*SELECTED EXTRACT*:
From Maples Leaves, 1863, p. 68-74.

141747Marie-Josephte Corriveau, A Canadian Lafarge1863James MacPherson Le Moine


That we have had in Canada very great rascals, some of imported stock, others of home growth, few who will take the trouble to scan this department of our history will be disposed to deny. Colonial crime has not yet, however, stalked forth in those fantastical forms, nor has it attained that luxurance of development, which it occasionally assumes in the old world. Several types are still unrepresented. The religious scoundrel, notwithstanding several fair attempts, has never yet been becomingly typified in Canada, nor has the philosophical executioner : whereas, old England, in one of her knights, in the sanctimonious, sleek, white gloved Sir Dean Paul, presents to our gaze the life portrait of a full fledged villain, one whose pious donations were exceeded by his frauds only, and civilized France, in her world renowned Robespierre,[1] discoursing with the eloquence of Plato on the immortality of the soul, during those short intervals not taken up in signing death warrants, furnishes a finished picture of a monster of whose very existence we would fain doubt. The colonial historian, whose duty hereafter it may be to inscribe conspicuously on the role of infamy the names of such characters, must be content to do like those sensible Grand Trunk shareholders, who still expect eleven per cent. dividends: he must wait until they come. I hope he may have to wait as long.

Murders, more or less cold-blooded ; robberies of every hue, our assize testify to. Bubbles, like the "South Sea Bubble" of yore, entailing ruin on myriads of victims, we also have had. An occasional case of poisoning amongst the peasantry, has now and again startled provincial ears, but a Brinvilliers we never yet had, such at least as history depicts the guilty friend of Sainte Croix. This fiend incarnate was beheaded after poisoning her two brothers, her father and her sister; her husband escaped by good luck more than good management. Madame De Sévigné quaintly tells us how: "Comme elle voulait épouser Sainte Croix, elle empoisonnait fort souvent son mari ; mais Sainte Croix qui ne voulait, point d'une femme aussi méchante qu'elle, donnait du contre-poison à ce pauvre mari, de sorte qu'ayant été ballotté cinq ou six fois de cette sorte, tantôt empoisonné, tantôt désempoisonné, il est demeuré en vie." Sainte Croix managed to save the life of the marquis each time in order himself to escape marriage with such a monster as the marchionness was.

*RECORDED DATA*:

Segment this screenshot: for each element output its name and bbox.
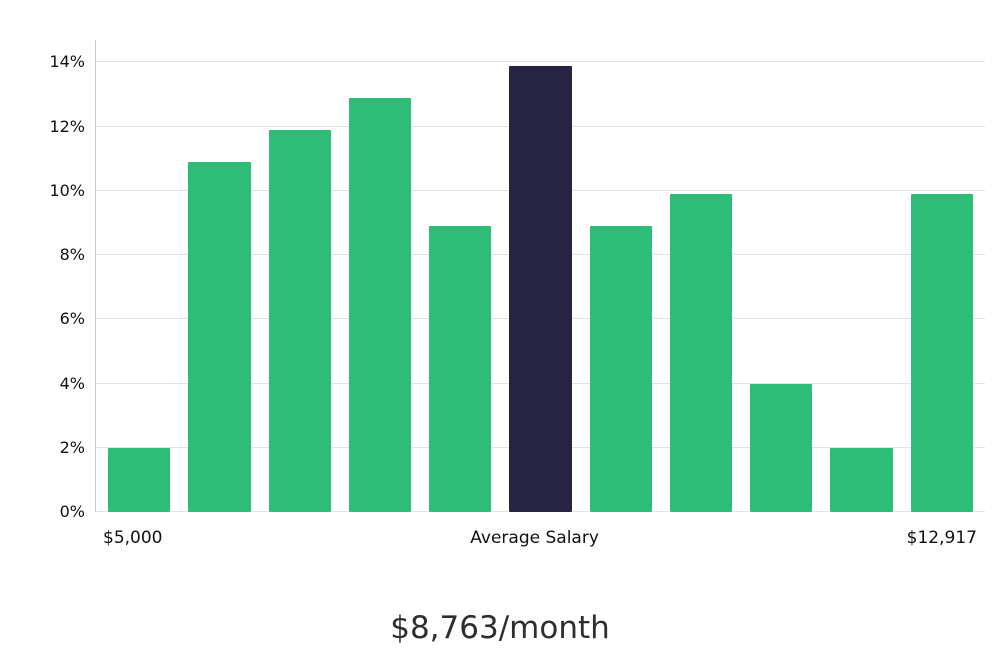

* * *

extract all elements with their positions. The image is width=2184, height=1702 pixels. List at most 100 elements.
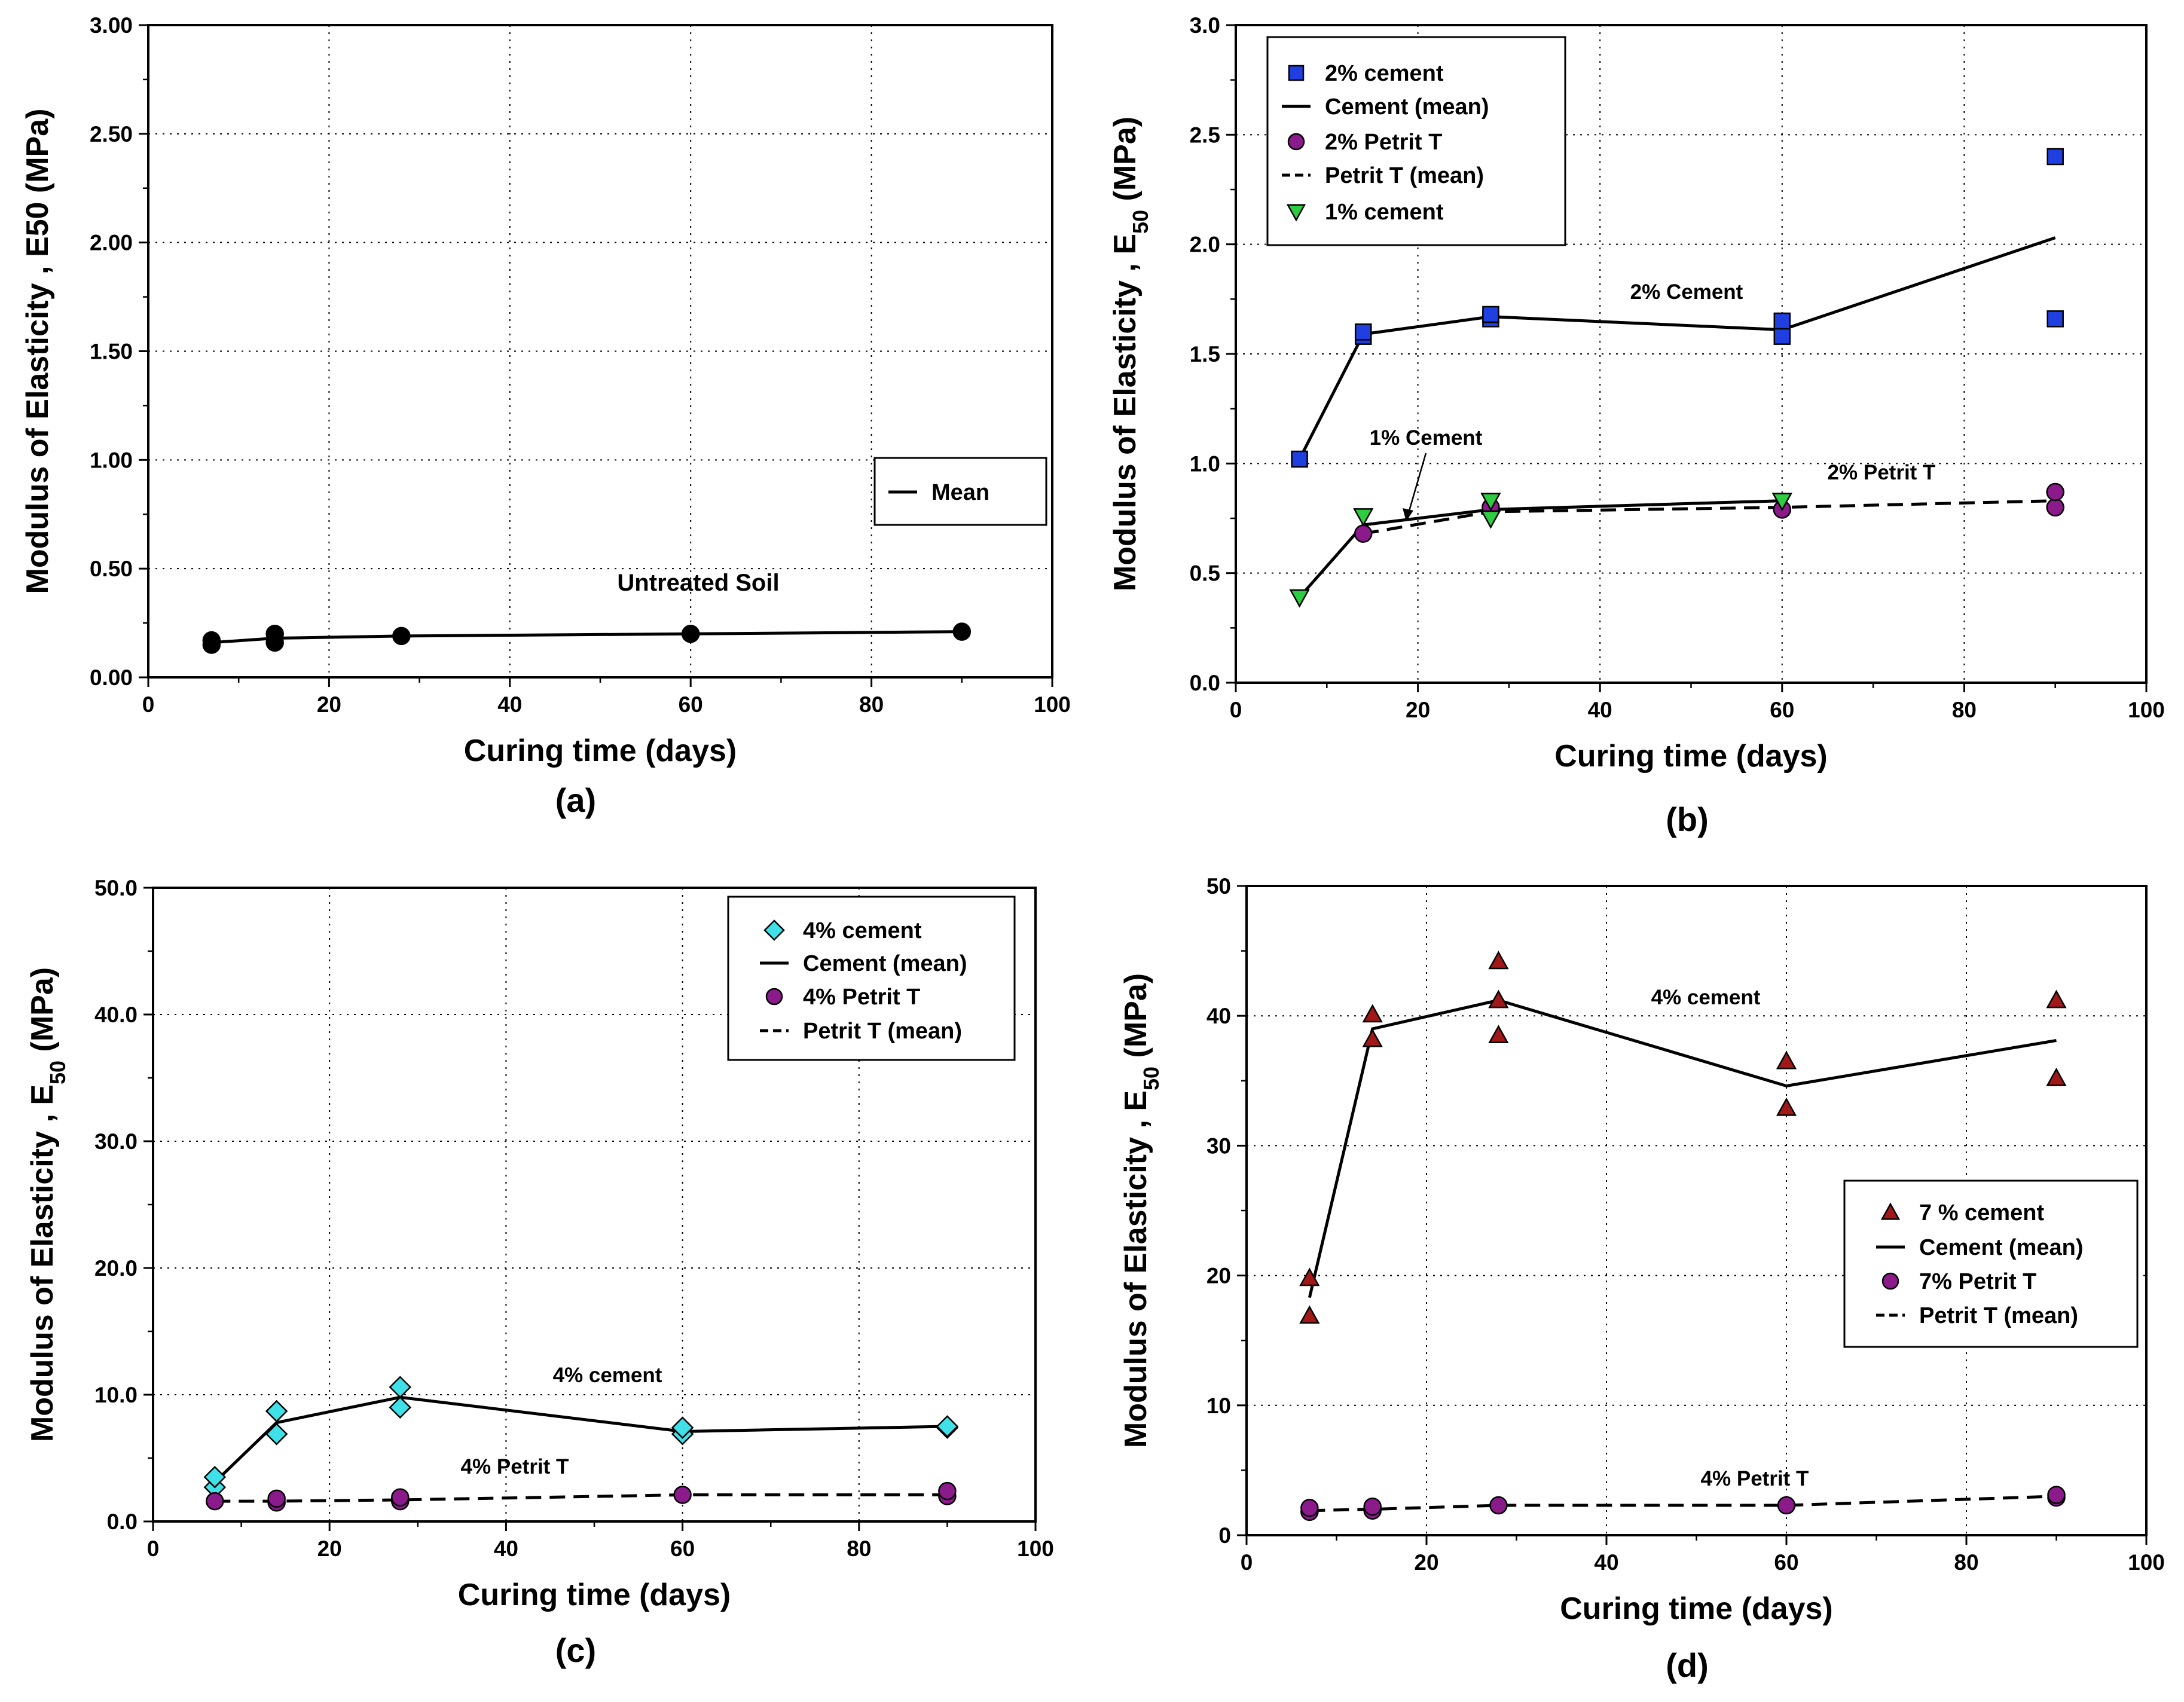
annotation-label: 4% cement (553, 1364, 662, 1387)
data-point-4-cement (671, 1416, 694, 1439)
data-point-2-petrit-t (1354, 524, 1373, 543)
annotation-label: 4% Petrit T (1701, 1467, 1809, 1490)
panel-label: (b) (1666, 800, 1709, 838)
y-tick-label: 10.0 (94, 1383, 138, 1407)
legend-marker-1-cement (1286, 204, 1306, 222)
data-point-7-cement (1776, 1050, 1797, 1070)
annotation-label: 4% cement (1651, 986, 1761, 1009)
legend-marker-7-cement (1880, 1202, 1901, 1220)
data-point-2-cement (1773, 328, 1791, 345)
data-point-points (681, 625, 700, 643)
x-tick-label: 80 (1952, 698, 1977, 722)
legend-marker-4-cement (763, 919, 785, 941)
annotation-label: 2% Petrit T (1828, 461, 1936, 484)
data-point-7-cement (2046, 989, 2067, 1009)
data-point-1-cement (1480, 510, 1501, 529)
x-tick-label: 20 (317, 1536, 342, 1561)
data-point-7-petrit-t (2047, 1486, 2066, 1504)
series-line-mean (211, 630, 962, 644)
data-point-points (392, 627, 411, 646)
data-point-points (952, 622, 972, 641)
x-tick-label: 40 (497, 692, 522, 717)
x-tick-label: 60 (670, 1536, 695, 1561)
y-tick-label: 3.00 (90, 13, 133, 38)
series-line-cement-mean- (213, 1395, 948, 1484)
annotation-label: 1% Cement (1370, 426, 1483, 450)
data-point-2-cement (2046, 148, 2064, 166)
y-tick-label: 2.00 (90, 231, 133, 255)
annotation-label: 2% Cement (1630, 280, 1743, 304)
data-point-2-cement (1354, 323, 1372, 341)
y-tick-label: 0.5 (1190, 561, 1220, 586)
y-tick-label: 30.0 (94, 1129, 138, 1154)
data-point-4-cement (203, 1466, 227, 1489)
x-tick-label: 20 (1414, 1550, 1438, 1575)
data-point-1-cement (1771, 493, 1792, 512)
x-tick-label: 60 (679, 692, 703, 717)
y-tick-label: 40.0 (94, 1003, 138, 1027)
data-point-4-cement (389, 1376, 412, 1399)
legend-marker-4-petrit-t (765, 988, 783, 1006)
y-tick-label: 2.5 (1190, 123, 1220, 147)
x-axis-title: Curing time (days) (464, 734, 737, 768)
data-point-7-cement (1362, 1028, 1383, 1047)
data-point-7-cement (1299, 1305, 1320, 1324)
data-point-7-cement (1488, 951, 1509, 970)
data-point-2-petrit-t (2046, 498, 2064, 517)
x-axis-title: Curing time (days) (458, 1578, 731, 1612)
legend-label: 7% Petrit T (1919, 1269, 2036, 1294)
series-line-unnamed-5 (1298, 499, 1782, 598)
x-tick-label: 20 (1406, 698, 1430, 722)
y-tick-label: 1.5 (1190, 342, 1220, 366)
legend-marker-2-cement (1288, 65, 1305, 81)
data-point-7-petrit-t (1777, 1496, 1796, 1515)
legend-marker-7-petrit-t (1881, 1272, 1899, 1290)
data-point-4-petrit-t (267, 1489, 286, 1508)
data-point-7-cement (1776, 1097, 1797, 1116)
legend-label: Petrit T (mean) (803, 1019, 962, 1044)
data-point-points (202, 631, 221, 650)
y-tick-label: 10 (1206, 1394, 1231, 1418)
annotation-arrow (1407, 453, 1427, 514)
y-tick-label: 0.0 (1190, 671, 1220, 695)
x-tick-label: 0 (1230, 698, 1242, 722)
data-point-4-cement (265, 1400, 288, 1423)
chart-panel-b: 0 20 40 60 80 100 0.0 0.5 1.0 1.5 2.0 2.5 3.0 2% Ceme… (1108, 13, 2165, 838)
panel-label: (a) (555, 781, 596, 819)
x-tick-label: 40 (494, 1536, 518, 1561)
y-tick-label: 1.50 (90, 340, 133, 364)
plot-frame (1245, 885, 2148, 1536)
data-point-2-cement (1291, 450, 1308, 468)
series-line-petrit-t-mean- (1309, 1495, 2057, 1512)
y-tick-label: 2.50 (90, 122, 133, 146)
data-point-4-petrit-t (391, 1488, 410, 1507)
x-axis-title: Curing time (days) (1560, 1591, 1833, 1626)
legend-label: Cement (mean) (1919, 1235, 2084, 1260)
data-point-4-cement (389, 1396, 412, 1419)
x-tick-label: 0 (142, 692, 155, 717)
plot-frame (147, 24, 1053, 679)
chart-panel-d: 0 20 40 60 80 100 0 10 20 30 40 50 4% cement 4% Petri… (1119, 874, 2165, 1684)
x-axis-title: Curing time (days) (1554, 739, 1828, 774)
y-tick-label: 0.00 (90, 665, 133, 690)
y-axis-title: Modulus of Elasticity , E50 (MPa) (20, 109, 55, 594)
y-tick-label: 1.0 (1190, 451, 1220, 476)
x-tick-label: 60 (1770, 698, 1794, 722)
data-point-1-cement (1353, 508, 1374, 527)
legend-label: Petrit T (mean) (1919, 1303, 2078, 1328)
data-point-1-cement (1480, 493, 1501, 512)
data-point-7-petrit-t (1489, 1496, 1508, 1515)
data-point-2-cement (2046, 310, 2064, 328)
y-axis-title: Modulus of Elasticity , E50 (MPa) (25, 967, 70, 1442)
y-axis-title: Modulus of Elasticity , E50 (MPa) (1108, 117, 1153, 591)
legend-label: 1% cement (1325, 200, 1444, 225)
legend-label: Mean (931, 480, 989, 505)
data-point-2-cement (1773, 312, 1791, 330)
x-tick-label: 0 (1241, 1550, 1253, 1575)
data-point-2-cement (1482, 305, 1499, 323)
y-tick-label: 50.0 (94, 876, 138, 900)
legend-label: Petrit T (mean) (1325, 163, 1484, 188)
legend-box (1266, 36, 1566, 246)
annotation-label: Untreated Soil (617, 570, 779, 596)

*TASK INSTRUCTIONS*:
• a. Render the rows starting at the line that contains "extract all elements" and ending at the line that contains "x-tick-label: 60 (670, 1536, 695, 1561)" as a numbered list, leaving out blank lines and the pictures.
• b. Finish out the next part of the essay on crime in Canada, picking up right after its final sentence.

*SET OF ANSWERS*:
• a.
1. extract all elements with their positions. The image is width=2184, height=1702 pixels. List at most 100 elements.
2. annotation-label: 4% cement (553, 1364, 662, 1387)
3. data-point-4-cement (671, 1416, 694, 1439)
4. data-point-2-petrit-t (1354, 524, 1373, 543)
5. annotation-label: 4% Petrit T (1701, 1467, 1809, 1490)
6. panel-label: (b) (1666, 800, 1709, 838)
7. y-tick-label: 10.0 (94, 1383, 138, 1407)
8. legend-marker-1-cement (1286, 204, 1306, 222)
9. data-point-7-cement (1776, 1050, 1797, 1070)
10. annotation-label: 4% cement (1651, 986, 1761, 1009)
11. legend-marker-7-cement (1880, 1202, 1901, 1220)
12. data-point-2-cement (1773, 328, 1791, 345)
13. data-point-points (681, 625, 700, 643)
14. x-tick-label: 80 (1952, 698, 1977, 722)
15. legend-marker-4-cement (763, 919, 785, 941)
16. annotation-label: 2% Petrit T (1828, 461, 1936, 484)
17. data-point-7-cement (2046, 989, 2067, 1009)
18. data-point-1-cement (1480, 510, 1501, 529)
19. x-tick-label: 20 (317, 1536, 342, 1561)
20. data-point-7-petrit-t (2047, 1486, 2066, 1504)
21. series-line-mean (211, 630, 962, 644)
22. data-point-points (392, 627, 411, 646)
23. data-point-points (952, 622, 972, 641)
24. x-tick-label: 40 (497, 692, 522, 717)
25. x-tick-label: 60 (670, 1536, 695, 1561)

• b.
I intend now to rescue from the oblivion of the past, a hideous figure, a being whose supposed fate stamped on the early times of British rule in Canada, a brand of ferocity which they scarcely deserve. An authentic document, discovered within a few years, throws a very desirable light on a question much debated at one time, — I allude to the mode of execution adopted by one of General Murray's court-martials in 1763, with respect to Marie Josephte Corriveau. These court-martials were quite odious enough to the people without it being necessary to impute to them acts of which they were not guilty.

There are few in Quebec who do not recollect having heard of, or seen, in 1850, when it was exhibited in this city, a rusty iron cage, very antique in appearance. It somewhat resembled in shape a human form, having hollow iron arms, extended at right angles with the body, with legs attached to it, and a sperical iron structure, to receive the head. This cage came in the possession of the man who exhibited it after having been clandestinely abstracted from the Pointe Levy grave yard. The exhibitor realised a handsome amount, previous to disposing of his relic to the prince of modern humbugs, in whose museum the "Point Levy relic", as it was styled, remained on view for a long time, where, next to the woolly horse, the Aztecs, and other modern wonders, it attracted considerable attention. Nothing was visible in the rusty old coop but a piece of blanched bone. A mysterious tale of crime, however, invested this frail remnant of mortality, with vivid interest. Tradition has supplied several accessories to a fact, which recent historical researches have placed beyond the region of doubt. Until lately this cage was supposed to have been the instrument of torture and last abode before death, of a Canadian Lafarge, who had murdered her two husbands in an extraordinary way; in one instance adopting a process calculated to leave behind, no traces of violence.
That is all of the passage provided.